** START Material supplied **
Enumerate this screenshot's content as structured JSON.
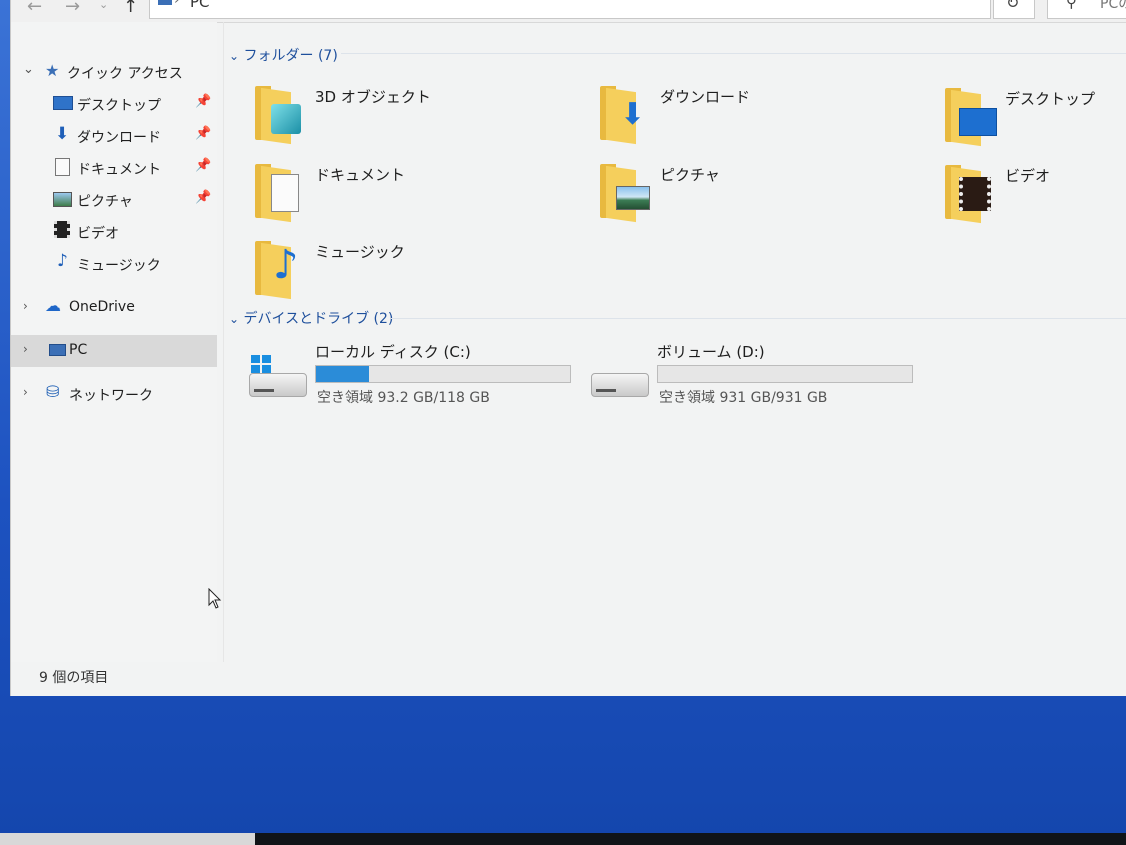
{
  "address_bar": {
    "path": "PC",
    "search_placeholder": "PCの"
  },
  "sidebar": {
    "quick_access": {
      "label": "クイック アクセス",
      "items": [
        {
          "label": "デスクトップ",
          "pinned": true,
          "icon": "desktop-icon"
        },
        {
          "label": "ダウンロード",
          "pinned": true,
          "icon": "download-icon"
        },
        {
          "label": "ドキュメント",
          "pinned": true,
          "icon": "document-icon"
        },
        {
          "label": "ピクチャ",
          "pinned": true,
          "icon": "picture-icon"
        },
        {
          "label": "ビデオ",
          "pinned": false,
          "icon": "video-icon"
        },
        {
          "label": "ミュージック",
          "pinned": false,
          "icon": "music-icon"
        }
      ]
    },
    "onedrive": "OneDrive",
    "pc": "PC",
    "network": "ネットワーク"
  },
  "content": {
    "folders_header": "フォルダー (7)",
    "folders": [
      {
        "label": "3D オブジェクト",
        "icon": "3d-objects-folder-icon"
      },
      {
        "label": "ダウンロード",
        "icon": "downloads-folder-icon"
      },
      {
        "label": "デスクトップ",
        "icon": "desktop-folder-icon"
      },
      {
        "label": "ドキュメント",
        "icon": "documents-folder-icon"
      },
      {
        "label": "ピクチャ",
        "icon": "pictures-folder-icon"
      },
      {
        "label": "ビデオ",
        "icon": "videos-folder-icon"
      },
      {
        "label": "ミュージック",
        "icon": "music-folder-icon"
      }
    ],
    "devices_header": "デバイスとドライブ (2)",
    "drives": [
      {
        "name": "ローカル ディスク (C:)",
        "free_text": "空き領域 93.2 GB/118 GB",
        "used_fraction": 0.21,
        "icon": "windows-drive-icon"
      },
      {
        "name": "ボリューム (D:)",
        "free_text": "空き領域 931 GB/931 GB",
        "used_fraction": 0.0,
        "icon": "drive-icon"
      }
    ]
  },
  "status_bar": {
    "item_count": "9 個の項目"
  },
  "colors": {
    "accent": "#2b8cd8",
    "folder": "#f5cf5c",
    "desktop": "#1d52c0"
  }
}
** END Material supplied **
# [The exercise]
From the listing above, copy all lines holding the word "music".

# [Result of this exercise]
          "icon": "music-icon"
        "icon": "music-folder-icon"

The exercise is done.